[Collected data entries]
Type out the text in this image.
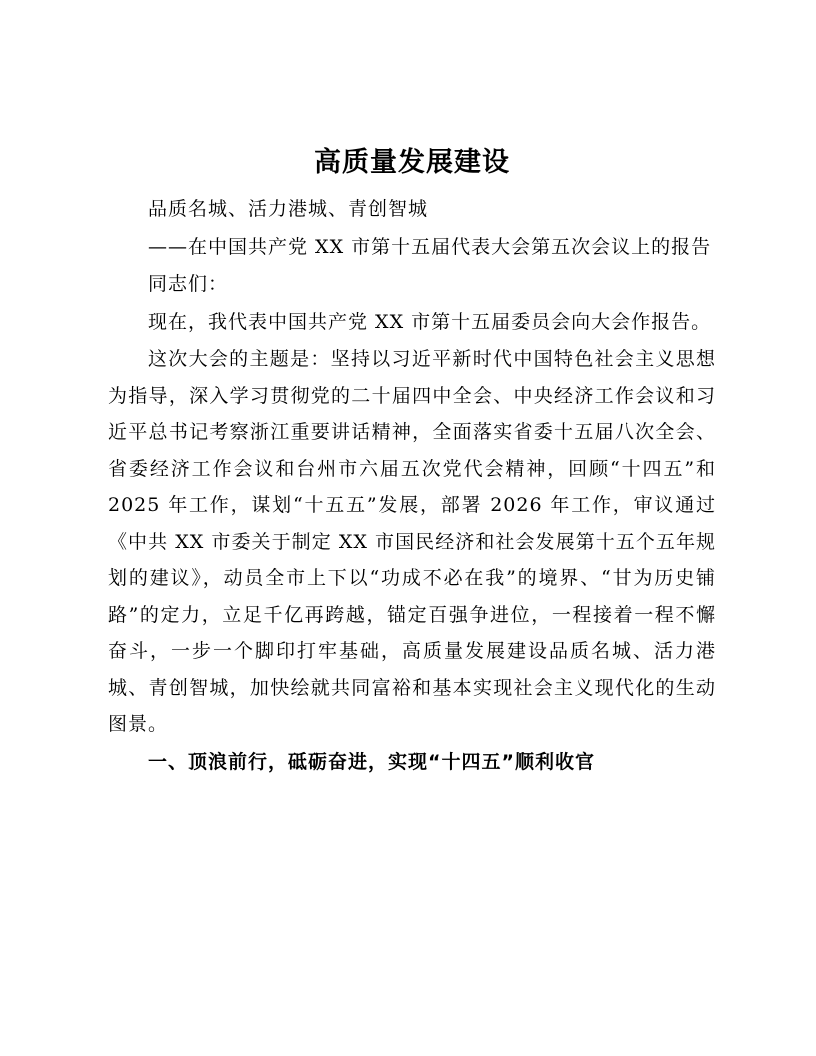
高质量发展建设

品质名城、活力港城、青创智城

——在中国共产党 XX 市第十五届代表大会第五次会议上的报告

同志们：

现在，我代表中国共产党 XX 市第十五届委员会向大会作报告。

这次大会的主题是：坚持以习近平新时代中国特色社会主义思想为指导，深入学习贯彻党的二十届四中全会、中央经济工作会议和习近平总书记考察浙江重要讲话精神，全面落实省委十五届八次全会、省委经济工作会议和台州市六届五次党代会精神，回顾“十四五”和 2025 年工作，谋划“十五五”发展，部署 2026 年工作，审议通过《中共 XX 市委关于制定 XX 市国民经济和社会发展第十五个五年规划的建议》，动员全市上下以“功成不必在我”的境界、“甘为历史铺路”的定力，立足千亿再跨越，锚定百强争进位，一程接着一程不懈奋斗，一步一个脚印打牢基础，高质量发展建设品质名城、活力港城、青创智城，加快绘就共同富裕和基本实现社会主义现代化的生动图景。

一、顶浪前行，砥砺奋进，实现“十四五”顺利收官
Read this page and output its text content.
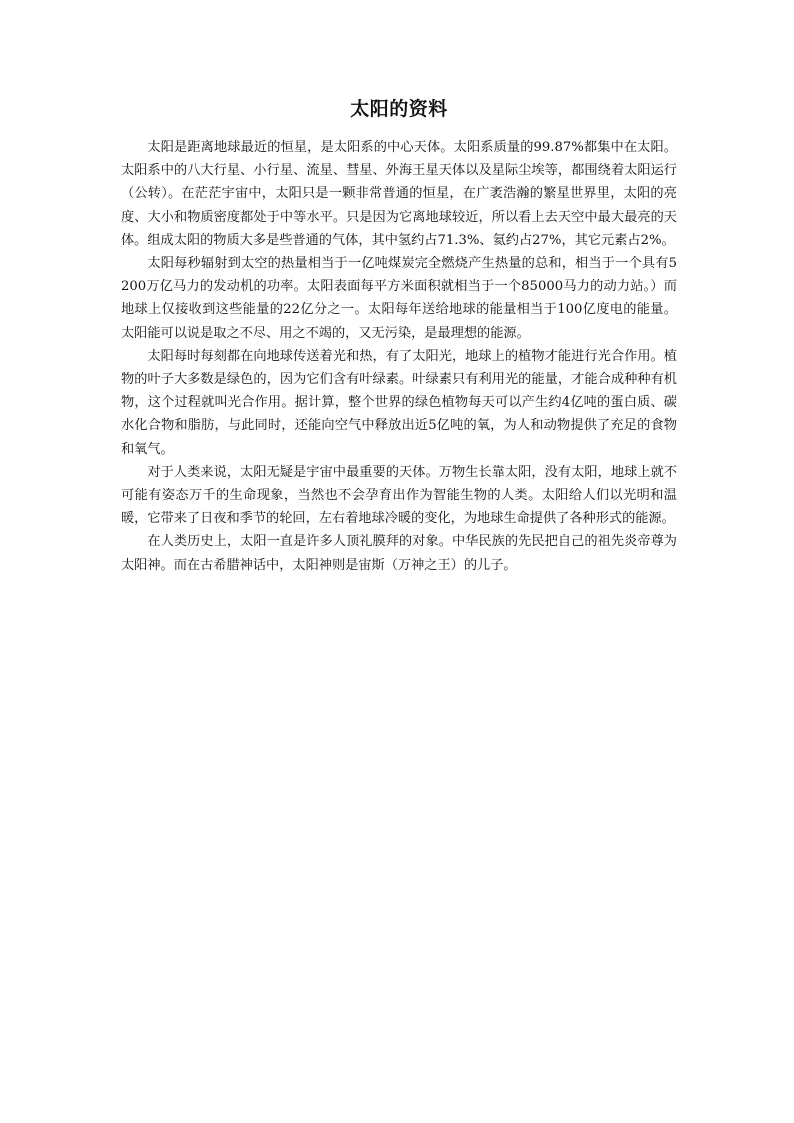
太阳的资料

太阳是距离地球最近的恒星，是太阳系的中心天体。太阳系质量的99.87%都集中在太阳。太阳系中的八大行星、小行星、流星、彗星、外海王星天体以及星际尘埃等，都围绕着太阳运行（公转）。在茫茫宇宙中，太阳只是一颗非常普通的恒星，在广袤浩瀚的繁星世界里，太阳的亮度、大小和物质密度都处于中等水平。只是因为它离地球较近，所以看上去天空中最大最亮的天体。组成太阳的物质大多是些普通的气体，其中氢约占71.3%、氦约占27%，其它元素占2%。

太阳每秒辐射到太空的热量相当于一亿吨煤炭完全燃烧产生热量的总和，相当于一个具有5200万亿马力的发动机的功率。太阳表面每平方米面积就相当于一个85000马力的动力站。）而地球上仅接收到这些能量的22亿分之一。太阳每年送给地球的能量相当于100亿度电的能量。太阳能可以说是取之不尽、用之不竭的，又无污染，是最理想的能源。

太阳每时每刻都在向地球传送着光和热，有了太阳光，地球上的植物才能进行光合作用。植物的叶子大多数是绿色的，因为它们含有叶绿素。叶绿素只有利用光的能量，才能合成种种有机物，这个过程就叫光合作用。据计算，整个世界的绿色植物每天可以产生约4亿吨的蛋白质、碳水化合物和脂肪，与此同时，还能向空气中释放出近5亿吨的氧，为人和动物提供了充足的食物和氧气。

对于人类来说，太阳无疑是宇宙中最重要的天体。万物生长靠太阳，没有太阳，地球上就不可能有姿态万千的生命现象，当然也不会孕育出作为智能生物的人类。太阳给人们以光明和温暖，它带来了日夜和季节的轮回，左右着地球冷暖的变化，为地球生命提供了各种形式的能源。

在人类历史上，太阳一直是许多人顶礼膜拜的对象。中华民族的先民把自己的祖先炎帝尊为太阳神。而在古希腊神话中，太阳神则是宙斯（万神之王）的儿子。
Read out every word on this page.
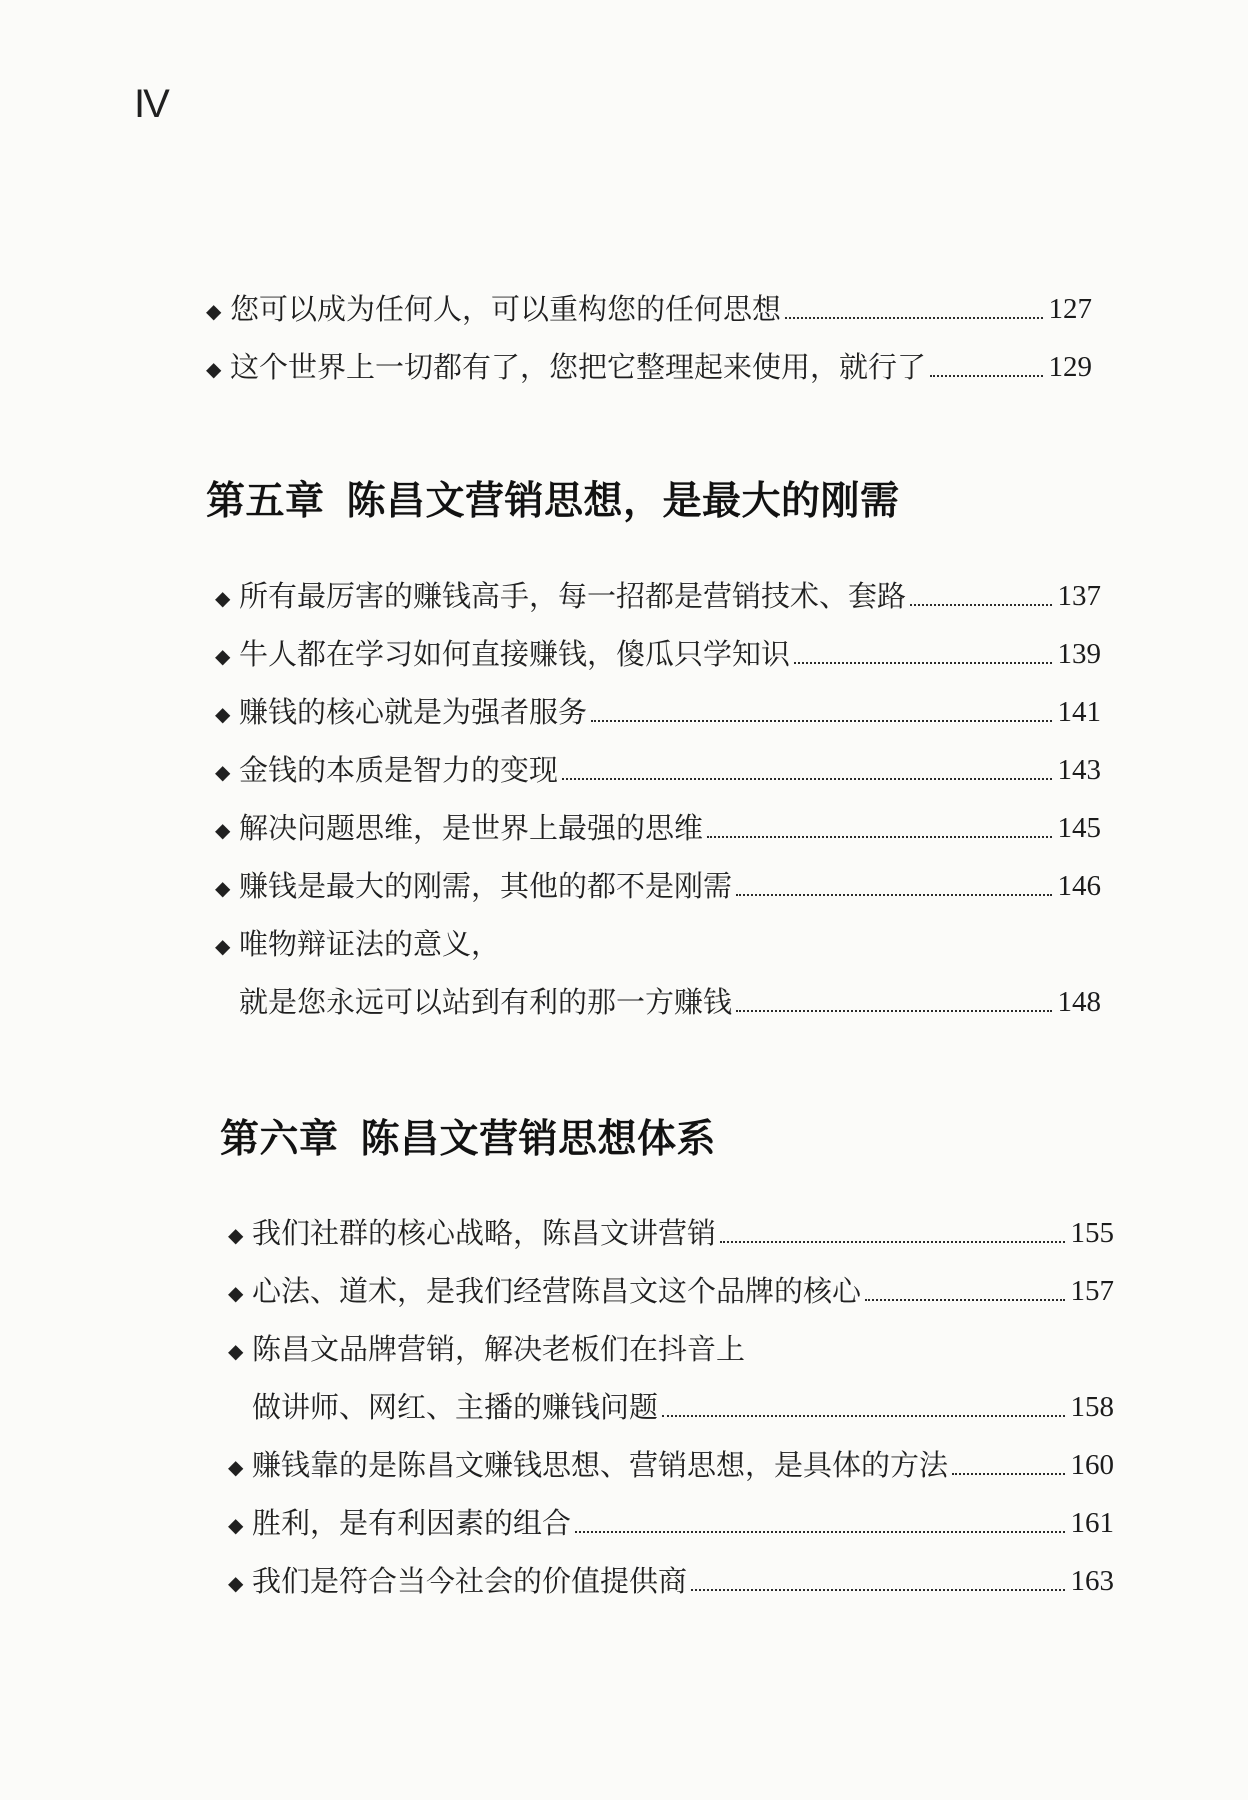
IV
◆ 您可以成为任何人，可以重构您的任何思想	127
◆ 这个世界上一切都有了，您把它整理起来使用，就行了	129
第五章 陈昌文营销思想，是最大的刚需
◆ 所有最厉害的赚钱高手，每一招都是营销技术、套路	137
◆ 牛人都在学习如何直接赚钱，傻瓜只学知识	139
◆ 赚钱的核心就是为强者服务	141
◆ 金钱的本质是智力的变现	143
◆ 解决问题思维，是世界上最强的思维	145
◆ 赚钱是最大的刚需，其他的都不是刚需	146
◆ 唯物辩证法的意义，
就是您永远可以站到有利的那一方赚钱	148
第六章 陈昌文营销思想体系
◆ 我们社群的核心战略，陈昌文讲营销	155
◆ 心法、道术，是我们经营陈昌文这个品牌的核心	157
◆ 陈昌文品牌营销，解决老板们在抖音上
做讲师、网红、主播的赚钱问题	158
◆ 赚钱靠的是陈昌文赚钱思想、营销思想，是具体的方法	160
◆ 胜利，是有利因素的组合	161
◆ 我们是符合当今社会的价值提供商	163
---
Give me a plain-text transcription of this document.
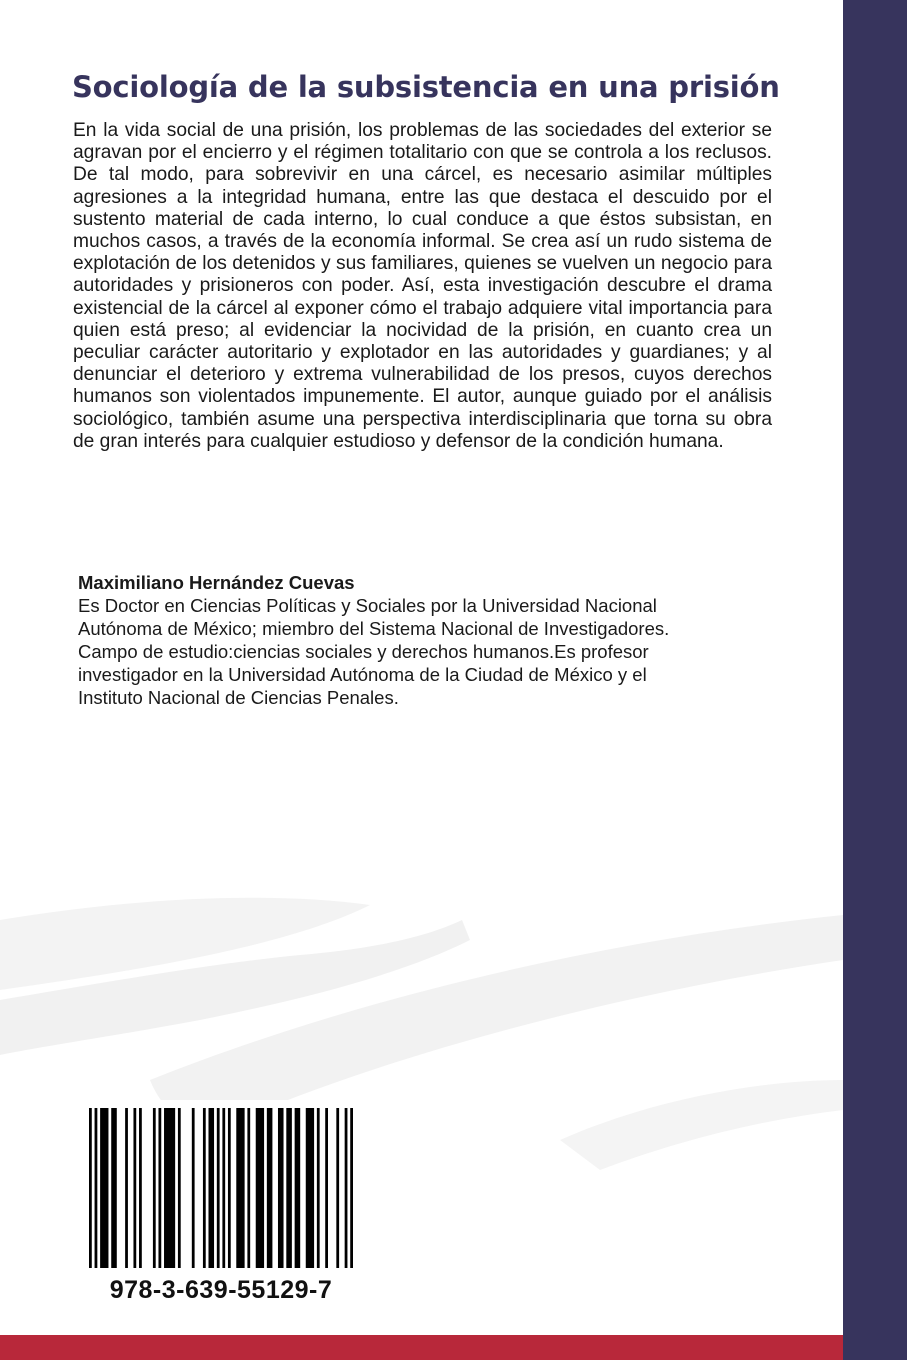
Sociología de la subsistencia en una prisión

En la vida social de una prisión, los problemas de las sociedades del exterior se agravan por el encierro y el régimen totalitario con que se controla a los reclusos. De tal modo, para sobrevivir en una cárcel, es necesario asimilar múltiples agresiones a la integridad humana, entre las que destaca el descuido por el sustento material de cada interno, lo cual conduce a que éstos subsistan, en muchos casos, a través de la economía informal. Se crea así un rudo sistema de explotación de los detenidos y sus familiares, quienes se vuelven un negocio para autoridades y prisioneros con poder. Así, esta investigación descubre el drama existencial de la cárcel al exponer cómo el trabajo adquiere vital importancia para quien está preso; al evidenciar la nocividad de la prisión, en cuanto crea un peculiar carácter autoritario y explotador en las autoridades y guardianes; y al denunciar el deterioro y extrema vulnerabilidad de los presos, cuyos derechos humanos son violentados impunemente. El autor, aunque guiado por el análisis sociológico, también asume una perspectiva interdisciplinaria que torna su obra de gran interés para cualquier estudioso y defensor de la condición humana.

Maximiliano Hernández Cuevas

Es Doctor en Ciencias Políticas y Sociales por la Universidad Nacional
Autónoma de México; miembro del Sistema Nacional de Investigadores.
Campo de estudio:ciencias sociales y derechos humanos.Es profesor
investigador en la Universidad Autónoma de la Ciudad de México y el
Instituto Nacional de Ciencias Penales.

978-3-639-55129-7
--
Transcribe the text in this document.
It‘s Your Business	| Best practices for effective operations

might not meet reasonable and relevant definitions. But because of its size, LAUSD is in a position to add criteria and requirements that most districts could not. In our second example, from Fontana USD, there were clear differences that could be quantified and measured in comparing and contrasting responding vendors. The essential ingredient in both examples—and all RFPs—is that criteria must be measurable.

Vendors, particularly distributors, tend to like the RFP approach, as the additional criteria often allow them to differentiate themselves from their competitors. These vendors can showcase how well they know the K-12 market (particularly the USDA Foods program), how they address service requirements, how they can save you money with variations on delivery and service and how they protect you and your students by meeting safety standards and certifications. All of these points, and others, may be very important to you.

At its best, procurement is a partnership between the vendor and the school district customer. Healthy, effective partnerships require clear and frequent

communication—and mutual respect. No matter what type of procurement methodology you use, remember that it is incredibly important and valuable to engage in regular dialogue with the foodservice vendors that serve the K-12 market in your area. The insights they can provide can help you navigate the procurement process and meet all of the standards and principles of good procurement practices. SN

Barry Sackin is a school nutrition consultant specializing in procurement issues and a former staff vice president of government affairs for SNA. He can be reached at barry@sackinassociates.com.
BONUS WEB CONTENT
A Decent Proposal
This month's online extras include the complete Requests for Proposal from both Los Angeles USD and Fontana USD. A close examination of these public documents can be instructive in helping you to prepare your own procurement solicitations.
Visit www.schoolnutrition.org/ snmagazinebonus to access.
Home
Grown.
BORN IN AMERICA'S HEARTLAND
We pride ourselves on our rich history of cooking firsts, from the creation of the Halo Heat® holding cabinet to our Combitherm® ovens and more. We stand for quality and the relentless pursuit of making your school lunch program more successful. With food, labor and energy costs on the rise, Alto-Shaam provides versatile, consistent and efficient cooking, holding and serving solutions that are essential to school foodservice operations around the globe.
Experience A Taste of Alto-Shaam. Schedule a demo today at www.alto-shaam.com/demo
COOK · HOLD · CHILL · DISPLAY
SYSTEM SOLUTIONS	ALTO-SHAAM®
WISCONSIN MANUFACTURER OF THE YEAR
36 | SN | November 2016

- [Goal]
Out of the material above, gather each line where "活力港城" appears.

- [Result below]
品质名城、活力港城、青创智城
这次大会的主题是：坚持以习近平新时代中国特色社会主义思想为指导，深入学习贯彻党的二十届四中全会、中央经济工作会议和习近平总书记考察浙江重要讲话精神，全面落实省委十五届八次全会、省委经济工作会议和台州市六届五次党代会精神，回顾“十四五”和 2025 年工作，谋划“十五五”发展，部署 2026 年工作，审议通过《中共 XX 市委关于制定 XX 市国民经济和社会发展第十五个五年规划的建议》，动员全市上下以“功成不必在我”的境界、“甘为历史铺路”的定力，立足千亿再跨越，锚定百强争进位，一程接着一程不懈奋斗，一步一个脚印打牢基础，高质量发展建设品质名城、活力港城、青创智城，加快绘就共同富裕和基本实现社会主义现代化的生动图景。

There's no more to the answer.